# GIVEN EXERCISE
Copy each line that holds "quelconque".

# LISTED RECORDS
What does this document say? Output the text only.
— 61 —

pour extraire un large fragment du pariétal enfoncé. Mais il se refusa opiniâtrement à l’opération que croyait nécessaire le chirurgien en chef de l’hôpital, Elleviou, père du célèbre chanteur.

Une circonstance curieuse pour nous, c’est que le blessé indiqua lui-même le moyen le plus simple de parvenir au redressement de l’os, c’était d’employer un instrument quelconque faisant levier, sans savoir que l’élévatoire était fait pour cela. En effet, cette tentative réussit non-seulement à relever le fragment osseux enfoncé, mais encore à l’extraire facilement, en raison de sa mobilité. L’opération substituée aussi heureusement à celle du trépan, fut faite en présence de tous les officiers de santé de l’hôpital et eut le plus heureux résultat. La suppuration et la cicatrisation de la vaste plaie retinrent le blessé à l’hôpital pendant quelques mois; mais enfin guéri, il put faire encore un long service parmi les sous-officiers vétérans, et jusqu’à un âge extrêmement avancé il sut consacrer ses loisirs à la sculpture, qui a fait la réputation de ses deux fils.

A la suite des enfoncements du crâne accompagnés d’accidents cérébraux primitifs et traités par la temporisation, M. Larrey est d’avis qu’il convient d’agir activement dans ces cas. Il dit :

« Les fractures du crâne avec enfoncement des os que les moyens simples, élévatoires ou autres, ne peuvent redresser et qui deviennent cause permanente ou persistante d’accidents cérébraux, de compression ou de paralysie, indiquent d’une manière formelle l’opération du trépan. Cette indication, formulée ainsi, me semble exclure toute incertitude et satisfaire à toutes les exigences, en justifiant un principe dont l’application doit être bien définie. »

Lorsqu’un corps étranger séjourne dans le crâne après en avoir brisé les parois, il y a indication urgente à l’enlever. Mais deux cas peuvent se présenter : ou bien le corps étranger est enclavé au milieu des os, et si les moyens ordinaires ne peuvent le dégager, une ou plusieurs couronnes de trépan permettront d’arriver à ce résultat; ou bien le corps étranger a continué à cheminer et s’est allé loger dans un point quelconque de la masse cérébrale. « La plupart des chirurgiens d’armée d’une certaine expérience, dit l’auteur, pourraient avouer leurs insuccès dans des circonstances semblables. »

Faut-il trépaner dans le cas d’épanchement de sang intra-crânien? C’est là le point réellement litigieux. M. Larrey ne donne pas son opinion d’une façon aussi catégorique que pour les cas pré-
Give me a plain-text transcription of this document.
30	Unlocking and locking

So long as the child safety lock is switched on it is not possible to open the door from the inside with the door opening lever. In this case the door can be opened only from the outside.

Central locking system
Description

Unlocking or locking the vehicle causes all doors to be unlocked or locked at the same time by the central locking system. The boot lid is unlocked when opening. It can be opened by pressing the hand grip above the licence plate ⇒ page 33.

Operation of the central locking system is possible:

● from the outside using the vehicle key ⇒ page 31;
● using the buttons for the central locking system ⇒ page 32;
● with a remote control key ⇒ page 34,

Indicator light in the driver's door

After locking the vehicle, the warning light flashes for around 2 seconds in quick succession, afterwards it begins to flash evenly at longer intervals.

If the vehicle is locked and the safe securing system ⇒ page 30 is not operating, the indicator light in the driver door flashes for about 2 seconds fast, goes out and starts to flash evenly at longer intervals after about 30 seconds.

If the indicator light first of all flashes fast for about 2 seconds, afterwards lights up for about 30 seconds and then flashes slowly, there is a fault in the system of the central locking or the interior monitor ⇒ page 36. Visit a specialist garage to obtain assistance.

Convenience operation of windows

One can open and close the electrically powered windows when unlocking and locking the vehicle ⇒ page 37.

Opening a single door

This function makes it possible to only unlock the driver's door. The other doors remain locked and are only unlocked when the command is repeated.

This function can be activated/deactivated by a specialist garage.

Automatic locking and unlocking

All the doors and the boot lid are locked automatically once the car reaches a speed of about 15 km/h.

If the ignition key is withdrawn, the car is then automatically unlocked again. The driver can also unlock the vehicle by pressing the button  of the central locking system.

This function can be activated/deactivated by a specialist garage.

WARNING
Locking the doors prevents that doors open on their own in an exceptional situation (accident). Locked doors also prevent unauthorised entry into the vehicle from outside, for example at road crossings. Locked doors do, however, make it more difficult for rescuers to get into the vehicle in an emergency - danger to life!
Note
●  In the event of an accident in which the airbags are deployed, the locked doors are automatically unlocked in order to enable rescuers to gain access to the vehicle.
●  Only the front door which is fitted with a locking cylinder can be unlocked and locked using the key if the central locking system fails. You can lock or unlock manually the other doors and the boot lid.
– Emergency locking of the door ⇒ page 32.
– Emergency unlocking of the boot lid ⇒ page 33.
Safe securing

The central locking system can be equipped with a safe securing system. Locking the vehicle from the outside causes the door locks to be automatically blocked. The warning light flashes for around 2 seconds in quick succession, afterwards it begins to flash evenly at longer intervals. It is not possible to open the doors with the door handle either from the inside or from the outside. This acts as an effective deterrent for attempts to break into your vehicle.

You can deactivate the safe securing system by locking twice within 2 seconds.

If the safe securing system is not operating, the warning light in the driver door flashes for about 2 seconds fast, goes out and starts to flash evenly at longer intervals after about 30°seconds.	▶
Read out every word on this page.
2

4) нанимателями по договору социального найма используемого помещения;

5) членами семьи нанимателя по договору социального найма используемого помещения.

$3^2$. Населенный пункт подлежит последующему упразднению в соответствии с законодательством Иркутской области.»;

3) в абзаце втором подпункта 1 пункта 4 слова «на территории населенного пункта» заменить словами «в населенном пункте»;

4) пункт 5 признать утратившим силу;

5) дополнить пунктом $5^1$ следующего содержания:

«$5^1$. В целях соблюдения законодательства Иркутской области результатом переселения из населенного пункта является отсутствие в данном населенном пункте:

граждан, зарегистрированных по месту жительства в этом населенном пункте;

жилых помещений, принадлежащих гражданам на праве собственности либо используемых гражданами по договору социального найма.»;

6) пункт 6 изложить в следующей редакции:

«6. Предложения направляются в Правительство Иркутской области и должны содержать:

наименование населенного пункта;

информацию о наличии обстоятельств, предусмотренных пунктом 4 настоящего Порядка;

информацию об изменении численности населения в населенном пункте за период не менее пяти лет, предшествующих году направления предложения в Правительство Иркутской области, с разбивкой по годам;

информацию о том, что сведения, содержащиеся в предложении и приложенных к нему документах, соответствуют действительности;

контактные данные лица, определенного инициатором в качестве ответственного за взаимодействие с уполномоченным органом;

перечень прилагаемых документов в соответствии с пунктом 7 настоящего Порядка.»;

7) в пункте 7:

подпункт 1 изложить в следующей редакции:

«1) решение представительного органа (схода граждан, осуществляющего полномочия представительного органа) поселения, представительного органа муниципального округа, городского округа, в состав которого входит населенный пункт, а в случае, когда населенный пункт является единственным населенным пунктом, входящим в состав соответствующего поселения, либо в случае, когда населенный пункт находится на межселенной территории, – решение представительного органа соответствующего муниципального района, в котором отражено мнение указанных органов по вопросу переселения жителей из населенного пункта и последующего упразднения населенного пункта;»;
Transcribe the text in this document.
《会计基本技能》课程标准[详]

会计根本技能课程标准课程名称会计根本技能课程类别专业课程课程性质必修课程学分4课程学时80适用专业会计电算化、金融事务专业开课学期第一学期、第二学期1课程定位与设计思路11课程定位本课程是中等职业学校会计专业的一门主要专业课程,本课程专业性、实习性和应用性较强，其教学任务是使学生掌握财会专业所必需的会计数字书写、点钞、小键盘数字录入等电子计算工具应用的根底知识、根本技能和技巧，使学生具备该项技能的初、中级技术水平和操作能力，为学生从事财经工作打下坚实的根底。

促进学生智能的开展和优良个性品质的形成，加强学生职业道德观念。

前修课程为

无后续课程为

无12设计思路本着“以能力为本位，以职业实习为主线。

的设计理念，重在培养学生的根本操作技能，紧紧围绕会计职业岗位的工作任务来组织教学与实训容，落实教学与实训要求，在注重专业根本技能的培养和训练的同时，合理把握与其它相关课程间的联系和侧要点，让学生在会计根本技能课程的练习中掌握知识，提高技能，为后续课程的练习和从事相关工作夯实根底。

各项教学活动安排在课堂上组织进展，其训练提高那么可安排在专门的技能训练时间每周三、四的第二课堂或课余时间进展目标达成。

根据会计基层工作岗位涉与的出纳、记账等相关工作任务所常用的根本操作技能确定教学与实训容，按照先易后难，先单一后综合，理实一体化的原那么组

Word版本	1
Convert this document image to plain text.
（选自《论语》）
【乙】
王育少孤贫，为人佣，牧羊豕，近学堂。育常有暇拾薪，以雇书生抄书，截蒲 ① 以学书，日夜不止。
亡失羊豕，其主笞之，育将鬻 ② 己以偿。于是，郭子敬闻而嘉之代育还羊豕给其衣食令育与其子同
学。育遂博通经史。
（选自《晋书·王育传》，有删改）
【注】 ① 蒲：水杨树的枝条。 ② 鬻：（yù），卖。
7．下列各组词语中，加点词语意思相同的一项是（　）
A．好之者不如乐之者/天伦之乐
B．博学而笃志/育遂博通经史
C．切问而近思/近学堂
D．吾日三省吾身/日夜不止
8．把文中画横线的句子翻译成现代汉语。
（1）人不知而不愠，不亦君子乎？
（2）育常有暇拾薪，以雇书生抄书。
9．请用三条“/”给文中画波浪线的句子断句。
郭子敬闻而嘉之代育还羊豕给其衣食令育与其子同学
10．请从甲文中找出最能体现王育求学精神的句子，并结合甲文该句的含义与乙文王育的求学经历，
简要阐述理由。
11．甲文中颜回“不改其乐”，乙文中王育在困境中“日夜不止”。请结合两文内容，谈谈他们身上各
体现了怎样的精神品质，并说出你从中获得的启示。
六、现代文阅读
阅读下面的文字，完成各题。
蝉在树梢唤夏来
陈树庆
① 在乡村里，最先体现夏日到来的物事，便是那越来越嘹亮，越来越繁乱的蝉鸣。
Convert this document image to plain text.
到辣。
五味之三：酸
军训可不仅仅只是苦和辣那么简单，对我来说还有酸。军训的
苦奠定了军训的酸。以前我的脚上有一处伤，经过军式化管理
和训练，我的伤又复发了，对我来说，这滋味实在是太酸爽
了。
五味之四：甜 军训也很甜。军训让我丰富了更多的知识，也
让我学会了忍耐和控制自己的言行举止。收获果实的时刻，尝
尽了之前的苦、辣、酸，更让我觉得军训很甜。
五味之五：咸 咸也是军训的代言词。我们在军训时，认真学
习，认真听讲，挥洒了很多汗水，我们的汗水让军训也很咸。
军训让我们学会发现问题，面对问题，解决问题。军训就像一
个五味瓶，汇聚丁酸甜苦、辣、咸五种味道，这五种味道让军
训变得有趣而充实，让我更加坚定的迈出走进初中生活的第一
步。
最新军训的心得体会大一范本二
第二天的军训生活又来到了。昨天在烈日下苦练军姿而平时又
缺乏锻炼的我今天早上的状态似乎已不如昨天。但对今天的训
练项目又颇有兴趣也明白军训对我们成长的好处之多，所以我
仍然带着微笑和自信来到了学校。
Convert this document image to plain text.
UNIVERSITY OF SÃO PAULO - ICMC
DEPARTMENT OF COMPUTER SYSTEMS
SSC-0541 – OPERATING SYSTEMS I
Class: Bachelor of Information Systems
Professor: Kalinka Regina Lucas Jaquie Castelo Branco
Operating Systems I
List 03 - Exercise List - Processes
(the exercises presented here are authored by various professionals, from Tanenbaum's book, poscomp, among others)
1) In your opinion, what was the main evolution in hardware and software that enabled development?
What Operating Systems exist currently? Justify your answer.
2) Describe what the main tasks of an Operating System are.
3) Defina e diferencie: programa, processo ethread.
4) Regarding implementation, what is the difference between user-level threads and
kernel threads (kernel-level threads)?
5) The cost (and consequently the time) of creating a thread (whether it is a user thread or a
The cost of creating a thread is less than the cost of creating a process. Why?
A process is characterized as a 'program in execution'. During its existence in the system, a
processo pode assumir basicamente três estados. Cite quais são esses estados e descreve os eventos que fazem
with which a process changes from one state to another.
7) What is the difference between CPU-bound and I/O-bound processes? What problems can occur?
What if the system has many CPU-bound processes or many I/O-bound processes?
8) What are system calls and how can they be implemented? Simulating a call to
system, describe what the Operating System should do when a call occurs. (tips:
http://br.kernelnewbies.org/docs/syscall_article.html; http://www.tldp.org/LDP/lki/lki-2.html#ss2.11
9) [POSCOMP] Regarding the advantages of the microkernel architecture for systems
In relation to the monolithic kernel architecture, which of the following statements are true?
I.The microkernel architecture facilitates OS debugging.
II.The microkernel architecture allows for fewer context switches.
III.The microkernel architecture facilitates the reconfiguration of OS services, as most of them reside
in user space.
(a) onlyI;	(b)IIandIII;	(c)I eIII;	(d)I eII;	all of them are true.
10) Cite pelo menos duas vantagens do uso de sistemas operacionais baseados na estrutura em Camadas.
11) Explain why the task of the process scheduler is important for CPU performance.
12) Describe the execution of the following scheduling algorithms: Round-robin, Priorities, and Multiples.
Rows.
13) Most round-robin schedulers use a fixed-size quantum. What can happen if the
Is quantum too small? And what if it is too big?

# SOLUTION
Une circonstance curieuse pour nous, c’est que le blessé indiqua lui-même le moyen le plus simple de parvenir au redressement de l’os, c’était d’employer un instrument quelconque faisant levier, sans savoir que l’élévatoire était fait pour cela. En effet, cette tentative réussit non-seulement à relever le fragment osseux enfoncé, mais encore à l’extraire facilement, en raison de sa mobilité. L’opération substituée aussi heureusement à celle du trépan, fut faite en présence de tous les officiers de santé de l’hôpital et eut le plus heureux résultat. La suppuration et la cicatrisation de la vaste plaie retinrent le blessé à l’hôpital pendant quelques mois; mais enfin guéri, il put faire encore un long service parmi les sous-officiers vétérans, et jusqu’à un âge extrêmement avancé il sut consacrer ses loisirs à la sculpture, qui a fait la réputation de ses deux fils.
Lorsqu’un corps étranger séjourne dans le crâne après en avoir brisé les parois, il y a indication urgente à l’enlever. Mais deux cas peuvent se présenter : ou bien le corps étranger est enclavé au milieu des os, et si les moyens ordinaires ne peuvent le dégager, une ou plusieurs couronnes de trépan permettront d’arriver à ce résultat; ou bien le corps étranger a continué à cheminer et s’est allé loger dans un point quelconque de la masse cérébrale. « La plupart des chirurgiens d’armée d’une certaine expérience, dit l’auteur, pourraient avouer leurs insuccès dans des circonstances semblables. »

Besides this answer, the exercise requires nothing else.